**Records from a dataset:**
───

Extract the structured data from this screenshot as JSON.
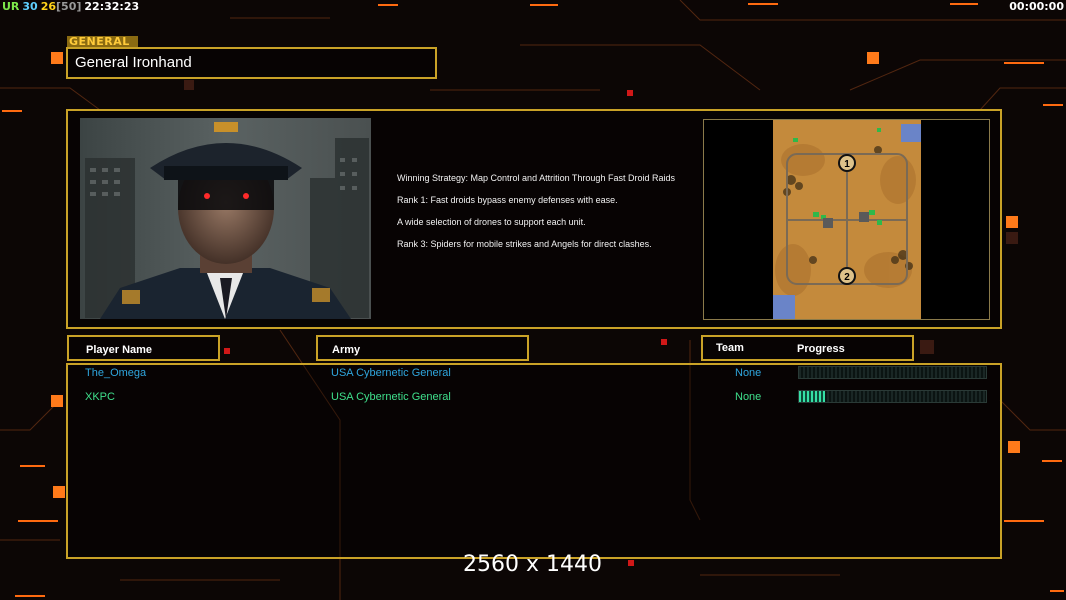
{
  "hud": {
    "ur": "UR",
    "stat1": "30",
    "stat2": "26",
    "stat3": "[50]",
    "clock": "22:32:23",
    "timer": "00:00:00"
  },
  "general": {
    "tag": "GENERAL",
    "name": "General Ironhand"
  },
  "strategy": [
    "Winning Strategy: Map Control and Attrition Through Fast Droid Raids",
    "Rank 1: Fast droids bypass enemy defenses with ease.",
    "A wide selection of drones to support each unit.",
    "Rank 3: Spiders for mobile strikes and Angels for direct clashes."
  ],
  "map": {
    "marker1": "1",
    "marker2": "2"
  },
  "columns": {
    "player": "Player Name",
    "army": "Army",
    "team": "Team",
    "progress": "Progress"
  },
  "players": [
    {
      "name": "The_Omega",
      "army": "USA Cybernetic General",
      "team": "None",
      "progress": 0.0,
      "color": "#2fa6de"
    },
    {
      "name": "XKPC",
      "army": "USA Cybernetic General",
      "team": "None",
      "progress": 0.14,
      "color": "#3fe08c"
    }
  ],
  "overlay": {
    "resolution": "2560 x 1440"
  },
  "colors": {
    "frame": "#c9a227",
    "accent": "#ff7a1a"
  }
}
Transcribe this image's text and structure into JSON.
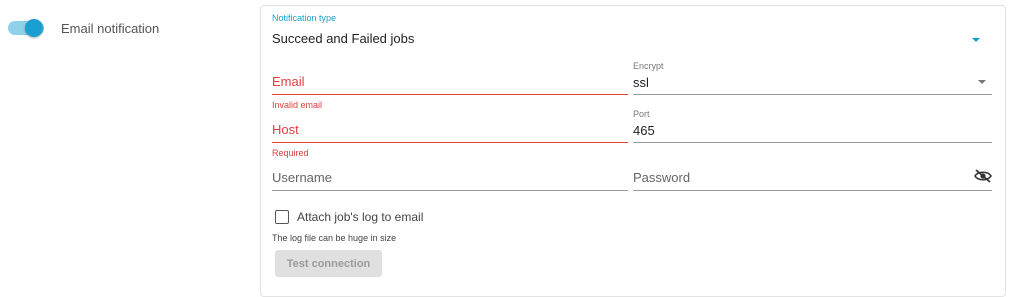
{
  "toggle": {
    "label": "Email notification",
    "on": true
  },
  "notification_type": {
    "label": "Notification type",
    "value": "Succeed and Failed jobs"
  },
  "email": {
    "placeholder": "Email",
    "error": "Invalid email"
  },
  "encrypt": {
    "label": "Encrypt",
    "value": "ssl"
  },
  "host": {
    "placeholder": "Host",
    "error": "Required"
  },
  "port": {
    "label": "Port",
    "value": "465"
  },
  "username": {
    "placeholder": "Username"
  },
  "password": {
    "placeholder": "Password"
  },
  "attach_log": {
    "label": "Attach job's log to email",
    "hint": "The log file can be huge in size",
    "checked": false
  },
  "test_button": {
    "label": "Test connection"
  },
  "colors": {
    "accent": "#1a9fd0",
    "error": "#e04040"
  }
}
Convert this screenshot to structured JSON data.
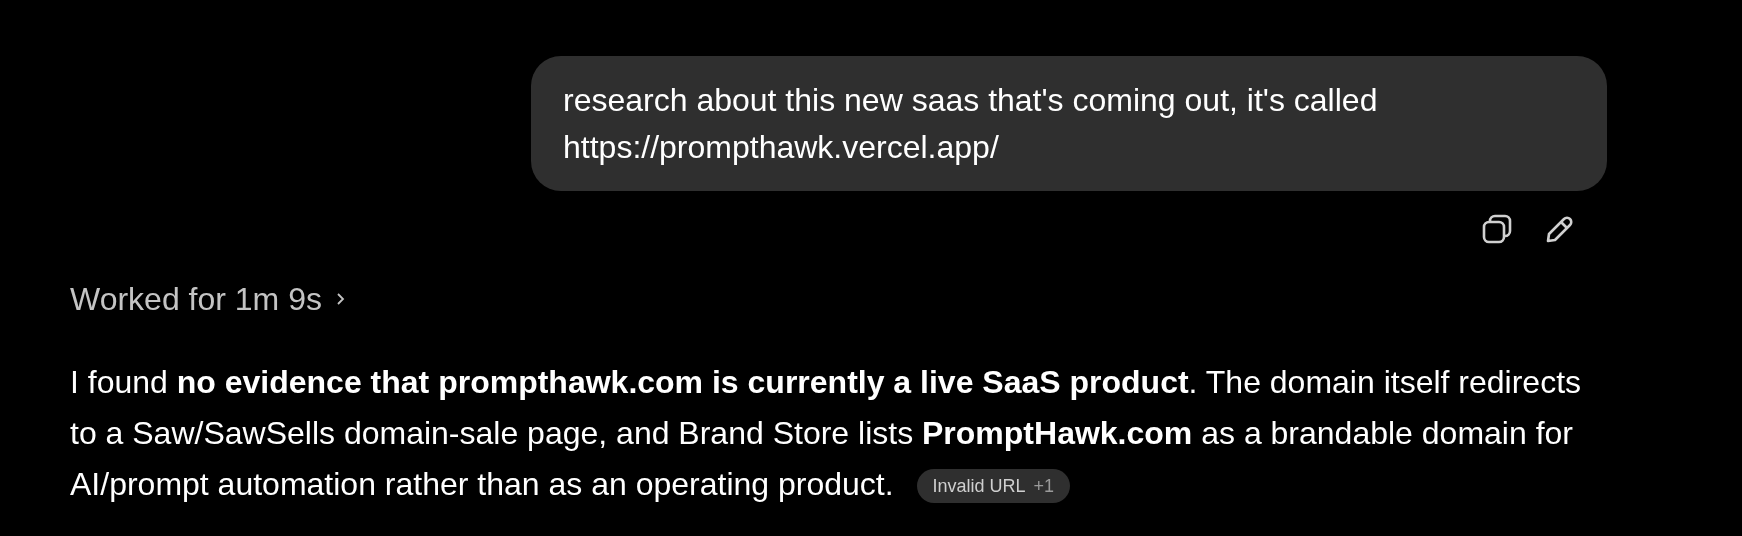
{
  "user_message": {
    "text": "research about this new saas that's coming out, it's called https://prompthawk.vercel.app/"
  },
  "message_actions": [
    {
      "kind": "copy"
    },
    {
      "kind": "edit"
    }
  ],
  "worked_for": {
    "text": "Worked for 1m 9s",
    "expanded": false
  },
  "response": {
    "text": "I found **no evidence that prompthawk.com is currently a live SaaS product**. The domain itself redirects to a Saw/SawSells domain-sale page, and Brand Store lists **PromptHawk.com** as a brandable domain for AI/prompt automation rather than as an operating product.",
    "citation": {
      "label": "Invalid URL",
      "count": "+1"
    }
  }
}
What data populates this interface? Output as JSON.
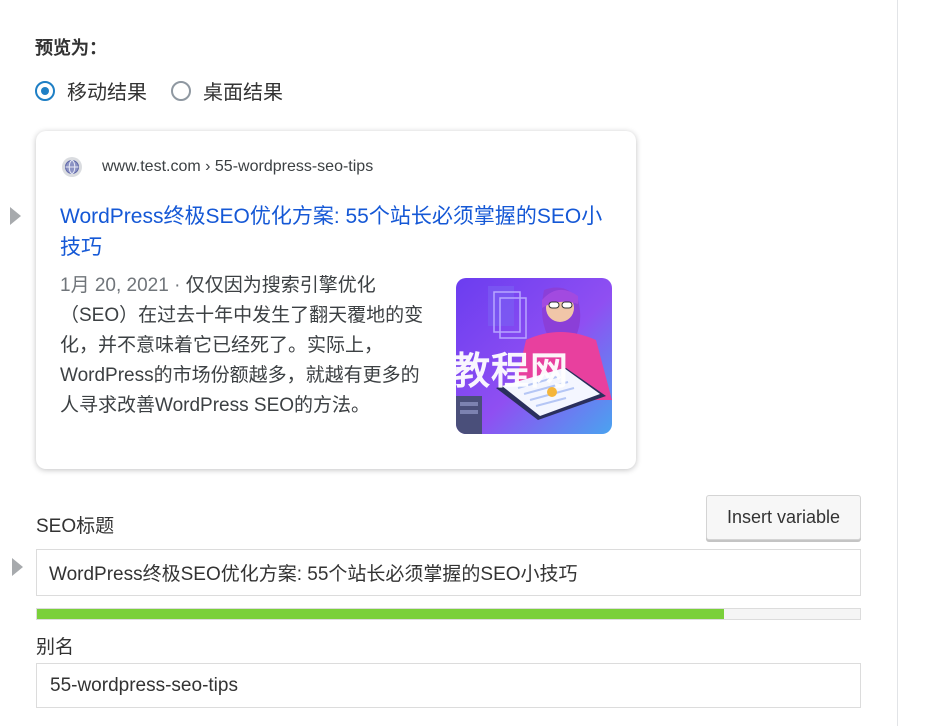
{
  "preview": {
    "label": "预览为：",
    "options": [
      {
        "label": "移动结果",
        "checked": true
      },
      {
        "label": "桌面结果",
        "checked": false
      }
    ]
  },
  "serp": {
    "url": "www.test.com › 55-wordpress-seo-tips",
    "title": "WordPress终极SEO优化方案: 55个站长必须掌握的SEO小技巧",
    "date": "1月 20, 2021",
    "separator": " · ",
    "snippet": "仅仅因为搜索引擎优化（SEO）在过去十年中发生了翻天覆地的变化，并不意味着它已经死了。实际上，WordPress的市场份额越多，就越有更多的人寻求改善WordPress SEO的方法。",
    "thumbnail_icon": "illustration-woman-reading-document"
  },
  "watermark": "教程网",
  "seo_title": {
    "label": "SEO标题",
    "insert_button": "Insert variable",
    "value": "WordPress终极SEO优化方案: 55个站长必须掌握的SEO小技巧",
    "progress_percent": 83.5,
    "progress_color": "#7ad03a"
  },
  "slug": {
    "label": "别名",
    "value": "55-wordpress-seo-tips"
  },
  "colors": {
    "accent": "#1e7fc5",
    "link": "#1558d6"
  }
}
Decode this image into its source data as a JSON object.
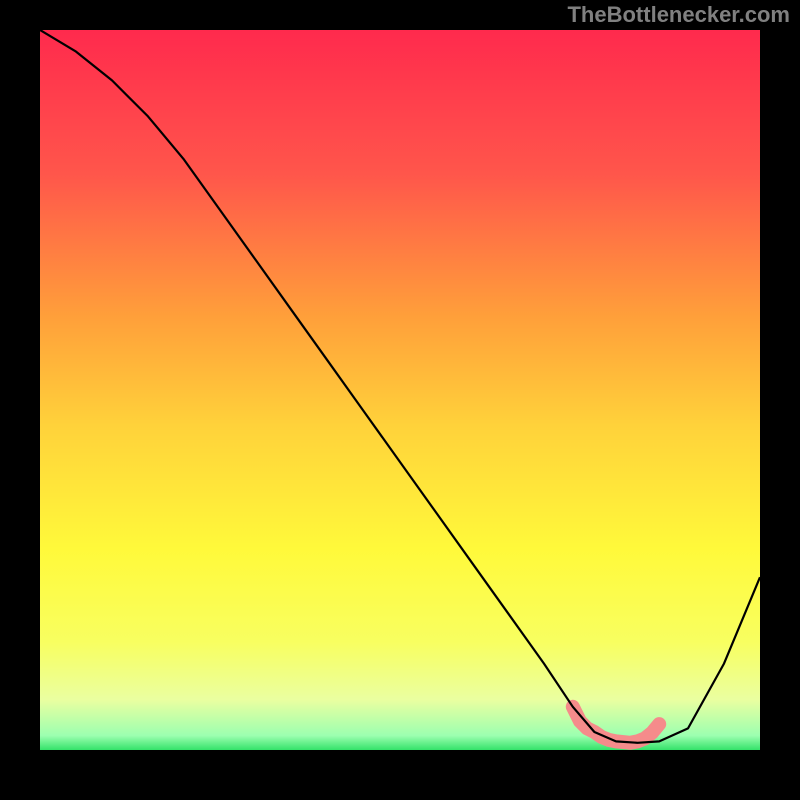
{
  "watermark": "TheBottlenecker.com",
  "chart_data": {
    "type": "line",
    "title": "",
    "xlabel": "",
    "ylabel": "",
    "xlim": [
      0,
      100
    ],
    "ylim": [
      0,
      100
    ],
    "series": [
      {
        "name": "bottleneck-curve",
        "x": [
          0,
          5,
          10,
          15,
          20,
          25,
          30,
          35,
          40,
          45,
          50,
          55,
          60,
          65,
          70,
          74,
          77,
          80,
          83,
          86,
          90,
          95,
          100
        ],
        "y": [
          100,
          97,
          93,
          88,
          82,
          75,
          68,
          61,
          54,
          47,
          40,
          33,
          26,
          19,
          12,
          6,
          2.5,
          1.2,
          1.0,
          1.2,
          3,
          12,
          24
        ]
      },
      {
        "name": "optimal-band",
        "x": [
          74,
          75,
          76,
          77,
          78,
          79,
          80,
          81,
          82,
          83,
          84,
          85,
          86
        ],
        "y": [
          6.0,
          4.0,
          3.0,
          2.5,
          1.8,
          1.4,
          1.2,
          1.1,
          1.0,
          1.2,
          1.6,
          2.4,
          3.6
        ]
      }
    ],
    "gradient_stops": [
      {
        "offset": 0.0,
        "color": "#ff2a4d"
      },
      {
        "offset": 0.2,
        "color": "#ff564b"
      },
      {
        "offset": 0.4,
        "color": "#ffa03a"
      },
      {
        "offset": 0.55,
        "color": "#ffd23a"
      },
      {
        "offset": 0.72,
        "color": "#fff93a"
      },
      {
        "offset": 0.85,
        "color": "#f8ff60"
      },
      {
        "offset": 0.93,
        "color": "#eaffa0"
      },
      {
        "offset": 0.98,
        "color": "#9cffb0"
      },
      {
        "offset": 1.0,
        "color": "#34e26a"
      }
    ],
    "curve_color": "#000000",
    "band_color": "#f58b8b"
  }
}
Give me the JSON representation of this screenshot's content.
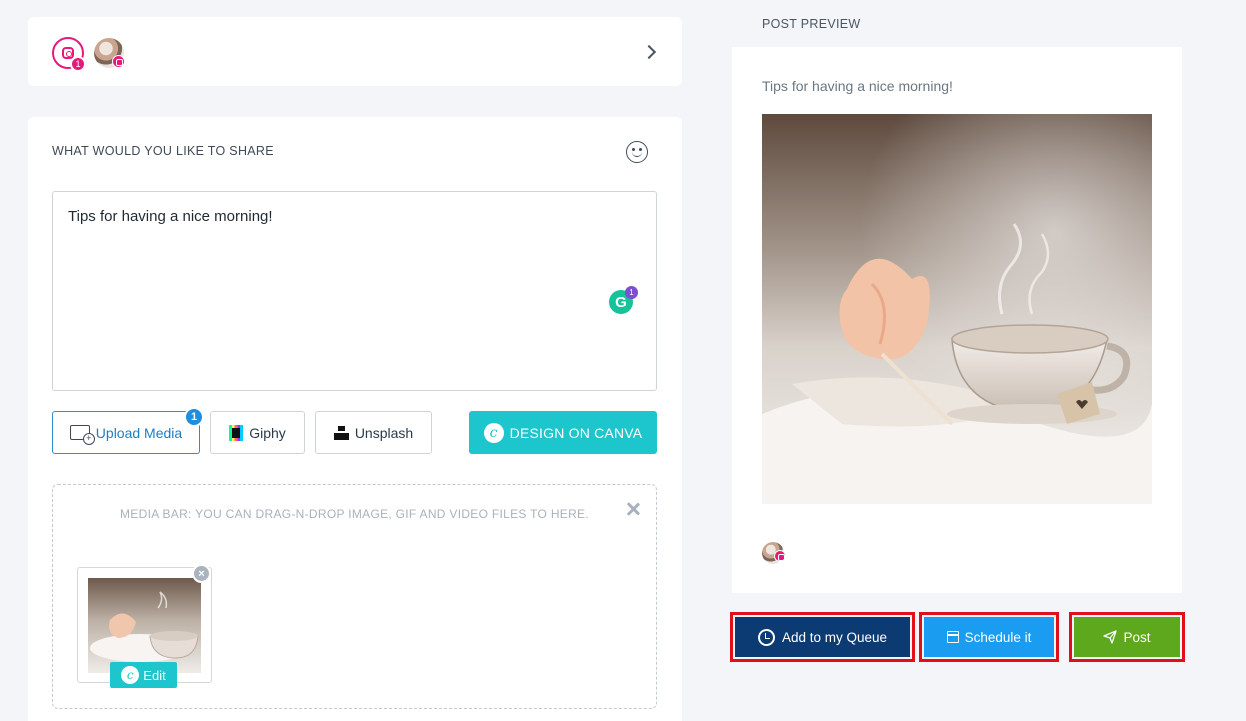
{
  "account": {
    "network_count": "1"
  },
  "compose": {
    "section_label": "WHAT WOULD YOU LIKE TO SHARE",
    "text": "Tips for having a nice morning!",
    "grammarly_count": "1",
    "buttons": {
      "upload_label": "Upload Media",
      "upload_badge": "1",
      "giphy_label": "Giphy",
      "unsplash_label": "Unsplash",
      "canva_label": "DESIGN ON CANVA"
    },
    "media_bar": {
      "hint": "MEDIA BAR: YOU CAN DRAG-N-DROP IMAGE, GIF AND VIDEO FILES TO HERE.",
      "edit_label": "Edit"
    }
  },
  "preview": {
    "section_label": "POST PREVIEW",
    "text": "Tips for having a nice morning!"
  },
  "actions": {
    "queue_label": "Add to my Queue",
    "schedule_label": "Schedule it",
    "post_label": "Post"
  },
  "colors": {
    "instagram": "#e6197a",
    "canva": "#1cc6cc",
    "queue": "#0c3b74",
    "schedule": "#1a9cf0",
    "post": "#5da81c",
    "highlight_border": "#e0101a"
  },
  "icons": [
    "instagram-icon",
    "chevron-right-icon",
    "emoji-icon",
    "grammarly-icon",
    "image-upload-icon",
    "giphy-icon",
    "unsplash-icon",
    "canva-icon",
    "close-icon",
    "remove-icon",
    "queue-icon",
    "calendar-icon",
    "send-icon"
  ]
}
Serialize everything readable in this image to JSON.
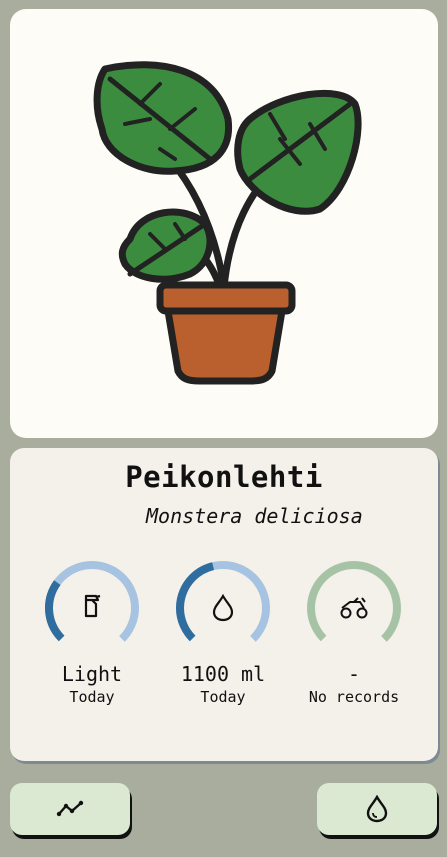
{
  "plant": {
    "name": "Peikonlehti",
    "latin_name": "Monstera deliciosa",
    "image_icon": "monstera-plant-illustration"
  },
  "stats": [
    {
      "icon": "spray-bottle-icon",
      "value": "Light",
      "sub": "Today",
      "fill_fraction": 0.3,
      "ring_color": "#a7c3e2",
      "fill_color": "#2f6d9e"
    },
    {
      "icon": "water-drop-icon",
      "value": "1100 ml",
      "sub": "Today",
      "fill_fraction": 0.45,
      "ring_color": "#a7c3e2",
      "fill_color": "#2f6d9e"
    },
    {
      "icon": "tractor-icon",
      "value": "-",
      "sub": "No records",
      "fill_fraction": 0,
      "ring_color": "#a6c4a5",
      "fill_color": "#5d8f5b"
    }
  ],
  "buttons": {
    "history_icon": "line-chart-icon",
    "water_icon": "water-drop-icon"
  },
  "colors": {
    "background": "#a9ad9d",
    "card": "#f4f0ea",
    "button": "#dbe9d3",
    "leaf": "#3c8c3f",
    "pot": "#b9602e"
  }
}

───

**Prompt:**
Give the count of lines holding the word "Invalid" and nothing more.

**Expected answer:**
2